For this exercise, copy out each line of the material below that includes "JSON".

■ ■ ■ ■ ■

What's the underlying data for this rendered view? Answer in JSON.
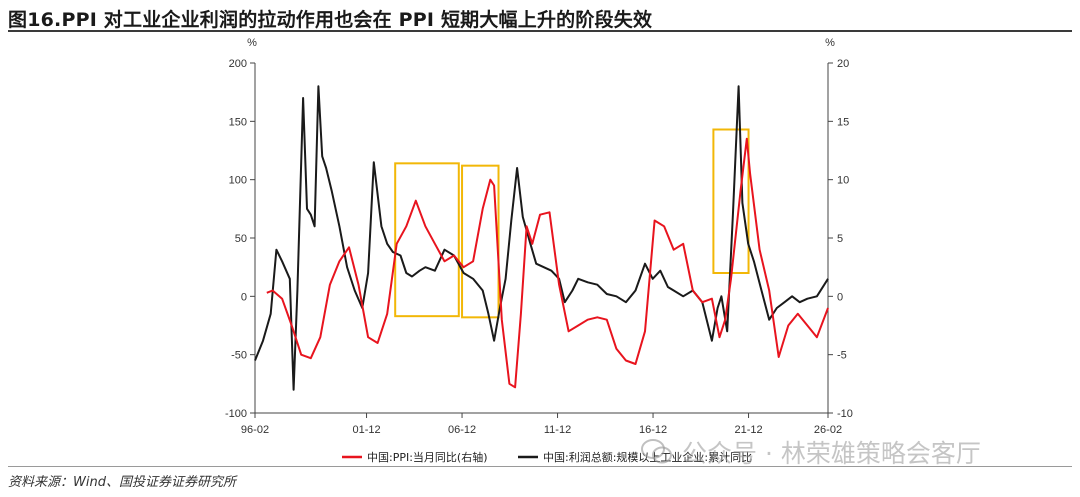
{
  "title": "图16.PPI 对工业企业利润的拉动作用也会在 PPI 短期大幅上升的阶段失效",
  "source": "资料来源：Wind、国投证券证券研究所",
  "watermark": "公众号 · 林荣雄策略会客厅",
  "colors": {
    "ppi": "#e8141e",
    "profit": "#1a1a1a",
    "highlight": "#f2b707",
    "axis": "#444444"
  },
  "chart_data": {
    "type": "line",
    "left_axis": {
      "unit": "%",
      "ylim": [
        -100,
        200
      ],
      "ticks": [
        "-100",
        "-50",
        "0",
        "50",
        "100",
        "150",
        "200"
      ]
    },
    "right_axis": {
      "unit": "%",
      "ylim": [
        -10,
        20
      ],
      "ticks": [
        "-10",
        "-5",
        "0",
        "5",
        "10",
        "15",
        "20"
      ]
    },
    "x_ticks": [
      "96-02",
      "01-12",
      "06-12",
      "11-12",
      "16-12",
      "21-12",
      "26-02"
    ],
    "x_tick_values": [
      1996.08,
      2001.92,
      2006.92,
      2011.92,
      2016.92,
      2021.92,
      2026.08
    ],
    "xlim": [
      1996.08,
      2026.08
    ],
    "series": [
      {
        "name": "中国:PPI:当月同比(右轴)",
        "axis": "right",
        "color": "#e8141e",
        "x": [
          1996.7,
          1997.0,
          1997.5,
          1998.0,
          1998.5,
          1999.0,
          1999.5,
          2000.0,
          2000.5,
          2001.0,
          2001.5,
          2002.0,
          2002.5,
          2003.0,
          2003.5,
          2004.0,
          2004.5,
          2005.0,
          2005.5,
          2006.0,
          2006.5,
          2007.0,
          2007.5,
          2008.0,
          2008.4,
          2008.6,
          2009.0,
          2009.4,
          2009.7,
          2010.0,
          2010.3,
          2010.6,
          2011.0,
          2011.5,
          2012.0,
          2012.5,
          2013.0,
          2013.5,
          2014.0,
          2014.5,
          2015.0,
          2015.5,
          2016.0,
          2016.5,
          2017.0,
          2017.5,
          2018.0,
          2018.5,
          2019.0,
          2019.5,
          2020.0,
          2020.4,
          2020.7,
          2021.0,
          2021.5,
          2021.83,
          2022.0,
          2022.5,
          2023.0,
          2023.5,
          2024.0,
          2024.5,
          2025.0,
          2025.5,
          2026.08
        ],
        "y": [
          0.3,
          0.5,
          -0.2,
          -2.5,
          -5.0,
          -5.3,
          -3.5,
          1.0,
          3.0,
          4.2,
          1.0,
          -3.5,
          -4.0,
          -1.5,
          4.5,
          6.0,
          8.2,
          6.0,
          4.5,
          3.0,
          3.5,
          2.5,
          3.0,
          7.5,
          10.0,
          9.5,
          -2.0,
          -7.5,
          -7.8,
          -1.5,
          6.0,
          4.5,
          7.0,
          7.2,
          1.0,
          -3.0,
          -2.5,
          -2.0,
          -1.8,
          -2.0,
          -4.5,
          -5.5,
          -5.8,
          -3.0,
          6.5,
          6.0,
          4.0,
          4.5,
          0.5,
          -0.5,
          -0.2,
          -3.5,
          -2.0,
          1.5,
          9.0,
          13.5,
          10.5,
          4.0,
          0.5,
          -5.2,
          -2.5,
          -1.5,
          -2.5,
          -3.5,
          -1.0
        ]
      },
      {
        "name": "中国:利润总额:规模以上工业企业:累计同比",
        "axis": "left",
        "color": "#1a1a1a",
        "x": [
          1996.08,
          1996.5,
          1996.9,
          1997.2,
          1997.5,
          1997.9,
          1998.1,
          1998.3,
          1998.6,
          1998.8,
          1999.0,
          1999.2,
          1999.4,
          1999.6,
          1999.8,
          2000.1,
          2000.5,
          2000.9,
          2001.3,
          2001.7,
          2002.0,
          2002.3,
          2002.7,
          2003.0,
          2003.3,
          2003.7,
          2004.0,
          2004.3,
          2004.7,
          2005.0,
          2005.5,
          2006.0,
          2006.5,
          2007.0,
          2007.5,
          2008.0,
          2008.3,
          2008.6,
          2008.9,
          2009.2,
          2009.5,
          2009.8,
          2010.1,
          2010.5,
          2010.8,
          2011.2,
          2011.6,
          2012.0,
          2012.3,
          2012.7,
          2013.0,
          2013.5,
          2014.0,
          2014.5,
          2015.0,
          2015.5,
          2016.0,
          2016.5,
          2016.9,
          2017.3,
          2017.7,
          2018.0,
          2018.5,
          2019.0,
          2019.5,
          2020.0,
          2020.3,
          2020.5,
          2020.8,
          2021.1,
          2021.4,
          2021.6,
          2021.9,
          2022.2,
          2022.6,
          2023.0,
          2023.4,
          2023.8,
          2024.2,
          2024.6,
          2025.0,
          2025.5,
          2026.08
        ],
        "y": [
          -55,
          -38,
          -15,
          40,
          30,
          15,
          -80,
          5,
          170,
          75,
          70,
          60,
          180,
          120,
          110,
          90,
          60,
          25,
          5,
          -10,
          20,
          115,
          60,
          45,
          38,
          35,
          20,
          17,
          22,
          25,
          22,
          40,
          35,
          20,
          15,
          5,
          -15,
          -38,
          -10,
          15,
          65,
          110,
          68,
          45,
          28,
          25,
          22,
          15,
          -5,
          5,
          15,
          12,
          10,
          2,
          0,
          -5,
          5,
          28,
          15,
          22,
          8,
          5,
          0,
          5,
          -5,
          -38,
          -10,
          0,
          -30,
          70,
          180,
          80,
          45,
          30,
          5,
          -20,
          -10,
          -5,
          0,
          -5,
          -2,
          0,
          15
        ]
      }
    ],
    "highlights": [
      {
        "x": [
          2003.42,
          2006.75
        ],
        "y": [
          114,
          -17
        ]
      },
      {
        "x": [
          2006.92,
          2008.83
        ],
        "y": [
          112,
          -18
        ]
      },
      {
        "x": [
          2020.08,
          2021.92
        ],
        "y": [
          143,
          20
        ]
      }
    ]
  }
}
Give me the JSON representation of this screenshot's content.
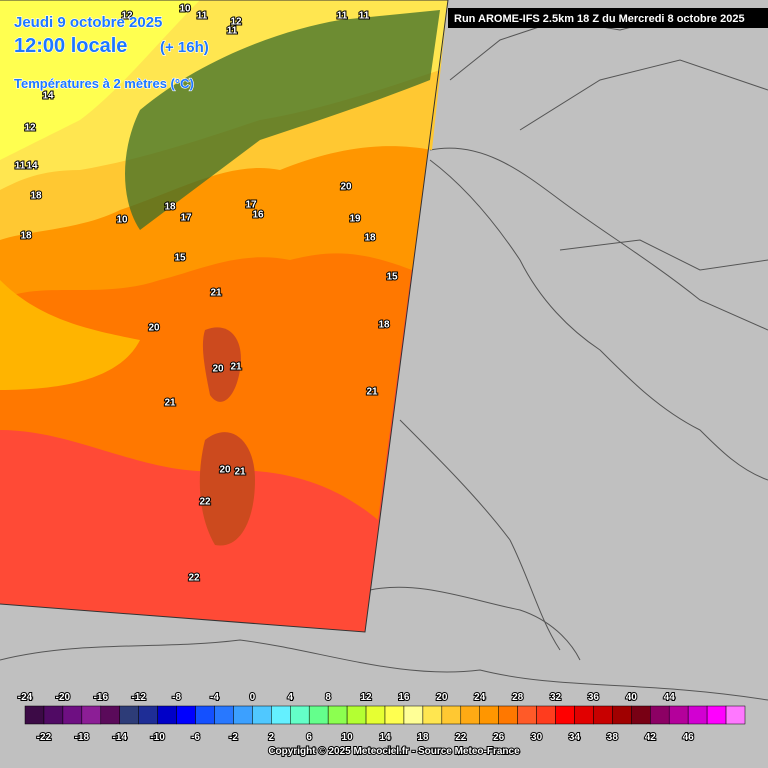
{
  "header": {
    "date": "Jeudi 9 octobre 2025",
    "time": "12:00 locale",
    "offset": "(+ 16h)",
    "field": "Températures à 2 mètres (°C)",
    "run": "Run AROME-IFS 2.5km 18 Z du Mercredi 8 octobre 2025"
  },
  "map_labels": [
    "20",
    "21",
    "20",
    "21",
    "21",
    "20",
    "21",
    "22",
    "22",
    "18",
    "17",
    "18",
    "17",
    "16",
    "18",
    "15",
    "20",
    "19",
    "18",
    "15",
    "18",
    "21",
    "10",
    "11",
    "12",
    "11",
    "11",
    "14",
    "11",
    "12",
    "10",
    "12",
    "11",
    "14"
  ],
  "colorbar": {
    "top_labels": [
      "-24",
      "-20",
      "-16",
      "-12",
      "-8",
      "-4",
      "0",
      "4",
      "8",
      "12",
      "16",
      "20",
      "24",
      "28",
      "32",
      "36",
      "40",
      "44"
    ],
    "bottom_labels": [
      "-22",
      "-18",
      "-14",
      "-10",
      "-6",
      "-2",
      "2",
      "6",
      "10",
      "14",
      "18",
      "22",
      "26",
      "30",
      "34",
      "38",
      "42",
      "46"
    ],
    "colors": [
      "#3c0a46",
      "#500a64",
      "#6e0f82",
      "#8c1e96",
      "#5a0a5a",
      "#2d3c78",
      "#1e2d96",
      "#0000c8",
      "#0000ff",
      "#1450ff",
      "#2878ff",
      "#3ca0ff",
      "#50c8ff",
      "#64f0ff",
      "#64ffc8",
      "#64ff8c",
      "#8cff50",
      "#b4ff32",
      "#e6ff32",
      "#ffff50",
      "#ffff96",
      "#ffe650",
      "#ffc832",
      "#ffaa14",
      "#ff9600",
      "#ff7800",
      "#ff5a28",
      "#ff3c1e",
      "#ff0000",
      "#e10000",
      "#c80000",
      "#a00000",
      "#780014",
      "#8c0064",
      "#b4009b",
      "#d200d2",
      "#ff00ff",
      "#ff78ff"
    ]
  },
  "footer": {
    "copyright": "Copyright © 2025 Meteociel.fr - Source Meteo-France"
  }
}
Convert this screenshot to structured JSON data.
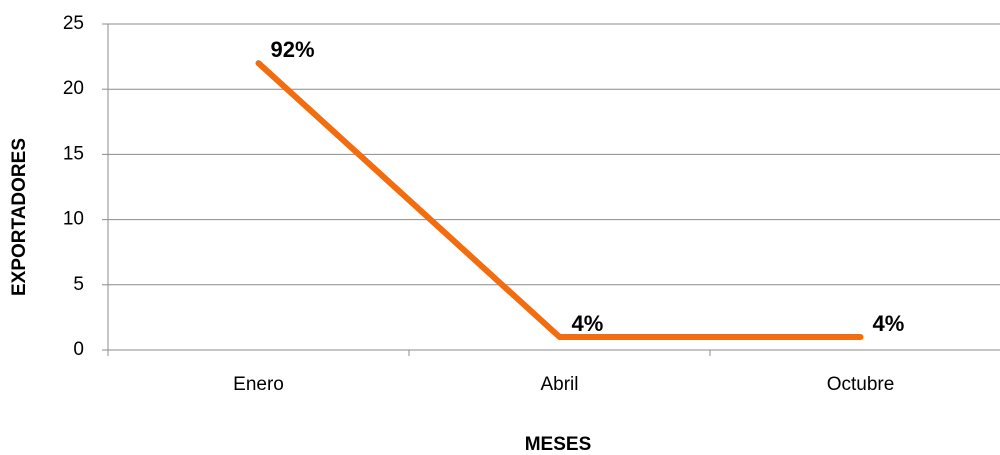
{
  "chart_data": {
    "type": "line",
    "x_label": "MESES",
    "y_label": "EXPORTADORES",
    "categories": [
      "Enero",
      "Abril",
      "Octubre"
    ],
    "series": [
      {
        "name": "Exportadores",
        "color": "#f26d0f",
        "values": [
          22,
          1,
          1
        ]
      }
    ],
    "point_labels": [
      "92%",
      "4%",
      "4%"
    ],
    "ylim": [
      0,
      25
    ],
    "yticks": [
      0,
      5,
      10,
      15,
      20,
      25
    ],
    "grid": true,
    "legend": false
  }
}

■ ■ ■ ■ ■

→ **Reply to the exercise**:
What's the underlying data for this rendered view? Answer in JSON.
Give me the JSON representation of this screenshot's content.
Convert this screenshot to structured JSON data.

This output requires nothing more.